Rows from a dataset:
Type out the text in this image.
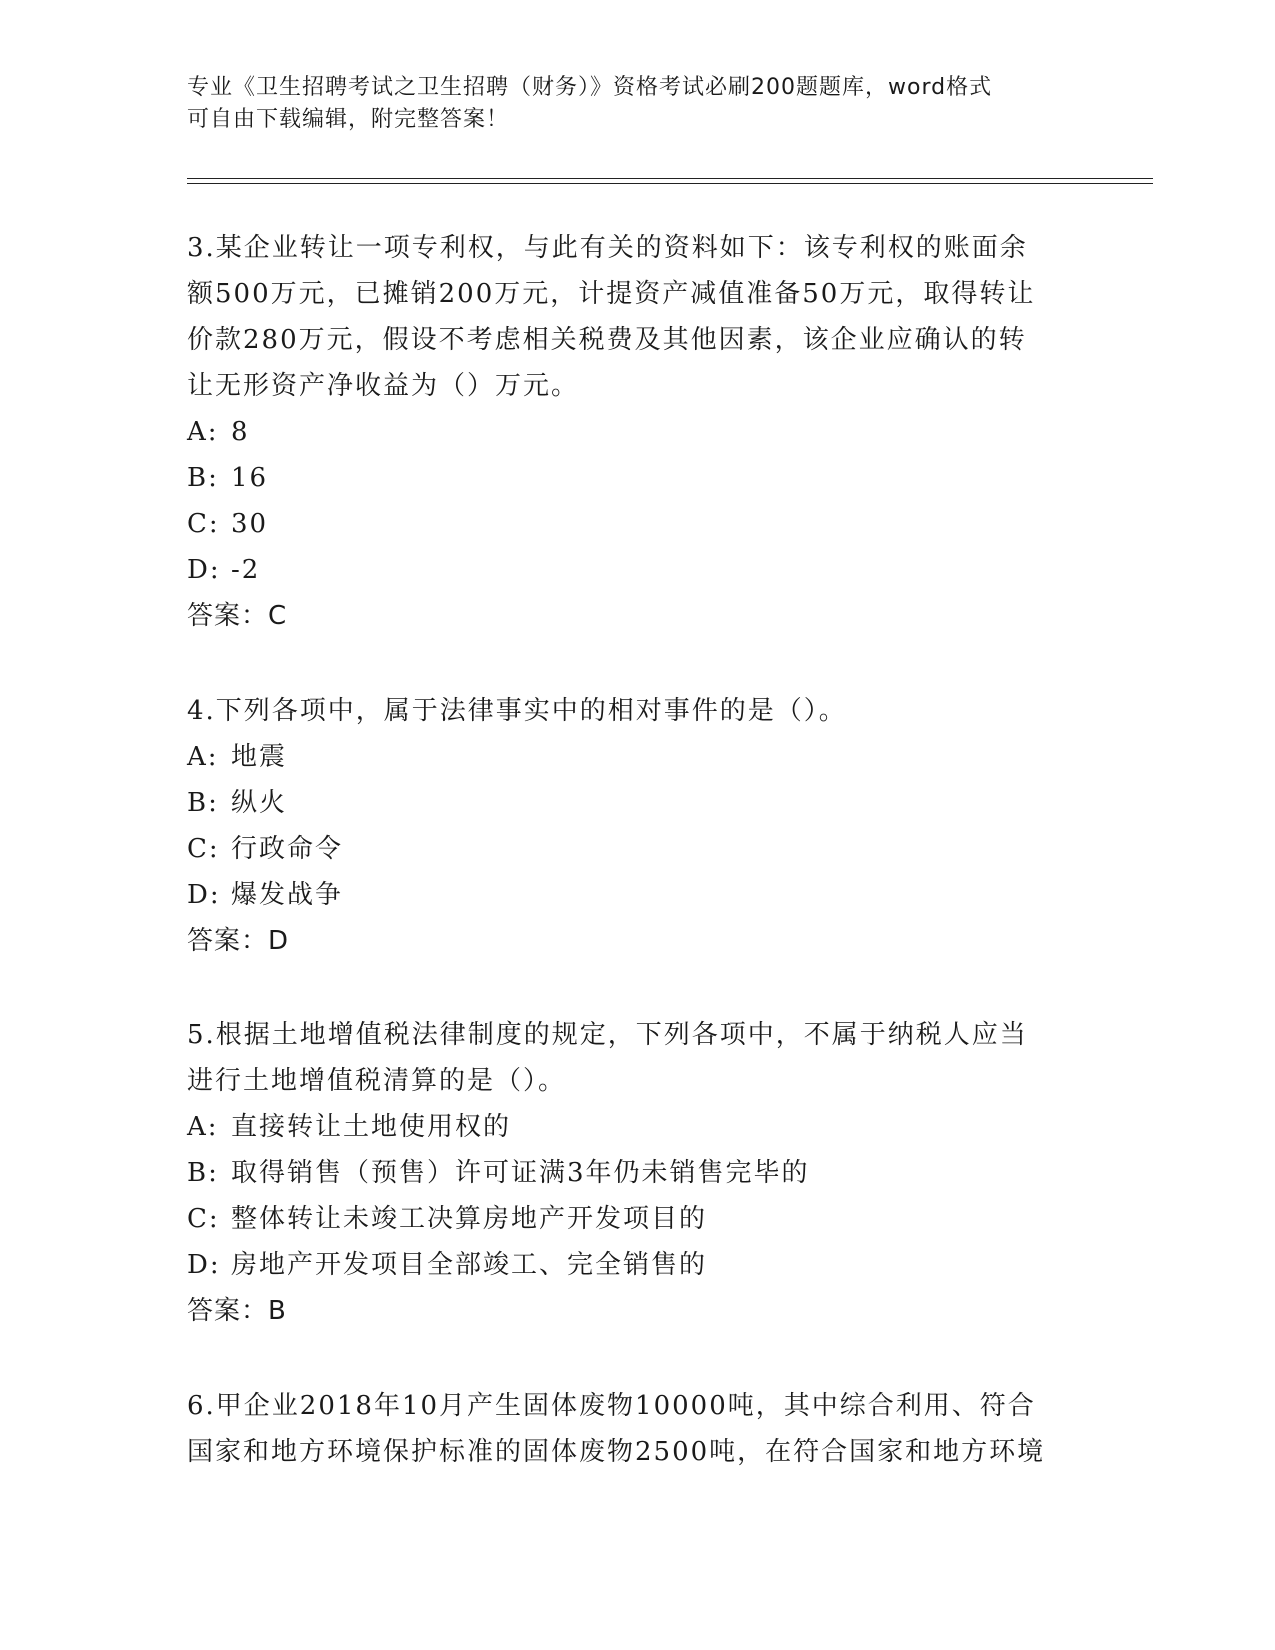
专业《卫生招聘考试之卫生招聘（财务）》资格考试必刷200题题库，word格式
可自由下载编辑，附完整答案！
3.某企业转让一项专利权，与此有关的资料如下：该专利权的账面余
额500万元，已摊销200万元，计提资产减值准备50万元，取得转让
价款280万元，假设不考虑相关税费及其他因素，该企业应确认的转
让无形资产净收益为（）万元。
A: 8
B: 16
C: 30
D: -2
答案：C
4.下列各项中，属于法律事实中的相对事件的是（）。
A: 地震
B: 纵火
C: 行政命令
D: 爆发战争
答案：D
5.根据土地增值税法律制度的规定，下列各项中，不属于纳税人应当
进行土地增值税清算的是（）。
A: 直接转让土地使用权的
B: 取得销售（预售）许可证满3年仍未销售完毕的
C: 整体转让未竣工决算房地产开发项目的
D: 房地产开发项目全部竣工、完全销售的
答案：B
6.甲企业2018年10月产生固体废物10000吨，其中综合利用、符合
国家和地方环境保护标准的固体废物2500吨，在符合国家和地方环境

* * *

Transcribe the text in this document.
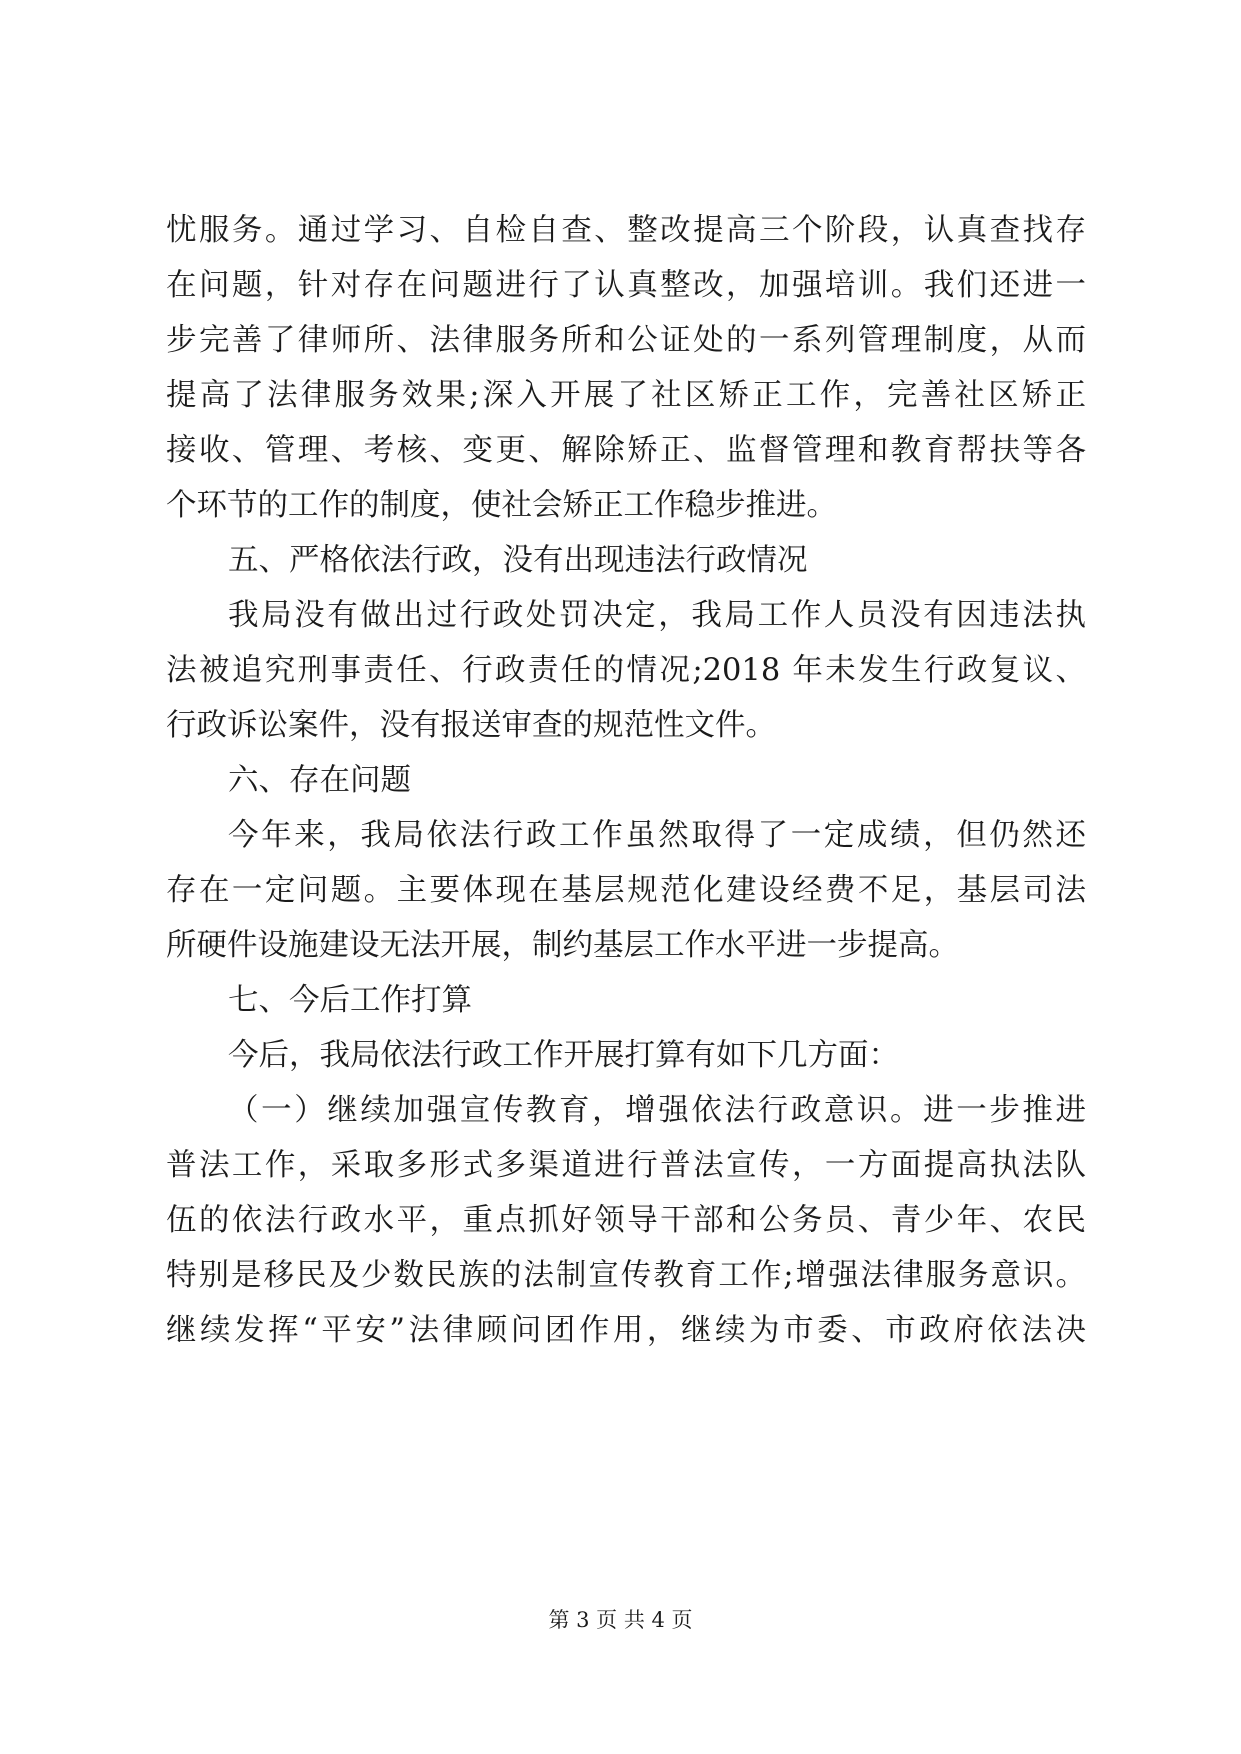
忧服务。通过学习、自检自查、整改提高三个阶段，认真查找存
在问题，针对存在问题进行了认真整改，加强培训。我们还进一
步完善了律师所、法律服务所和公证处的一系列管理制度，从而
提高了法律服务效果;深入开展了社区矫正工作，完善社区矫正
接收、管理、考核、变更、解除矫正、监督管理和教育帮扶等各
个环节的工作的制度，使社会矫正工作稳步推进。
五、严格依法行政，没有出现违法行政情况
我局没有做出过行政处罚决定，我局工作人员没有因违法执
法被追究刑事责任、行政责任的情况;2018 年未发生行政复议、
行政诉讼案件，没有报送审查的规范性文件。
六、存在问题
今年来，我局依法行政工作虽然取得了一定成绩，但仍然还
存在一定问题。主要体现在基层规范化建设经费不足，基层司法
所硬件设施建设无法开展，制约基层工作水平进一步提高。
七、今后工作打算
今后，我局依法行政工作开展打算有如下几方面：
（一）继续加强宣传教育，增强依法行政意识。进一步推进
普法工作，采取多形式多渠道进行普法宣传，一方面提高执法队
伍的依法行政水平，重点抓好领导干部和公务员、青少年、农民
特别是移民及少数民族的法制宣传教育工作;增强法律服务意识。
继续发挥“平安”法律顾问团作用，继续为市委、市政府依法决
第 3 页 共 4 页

WHAT YOU WILL DO: Find the word "下列各项中" in the entries, and copy every line it shows up in.

TASK ANSWER:
4.下列各项中，属于法律事实中的相对事件的是（）。
5.根据土地增值税法律制度的规定，下列各项中，不属于纳税人应当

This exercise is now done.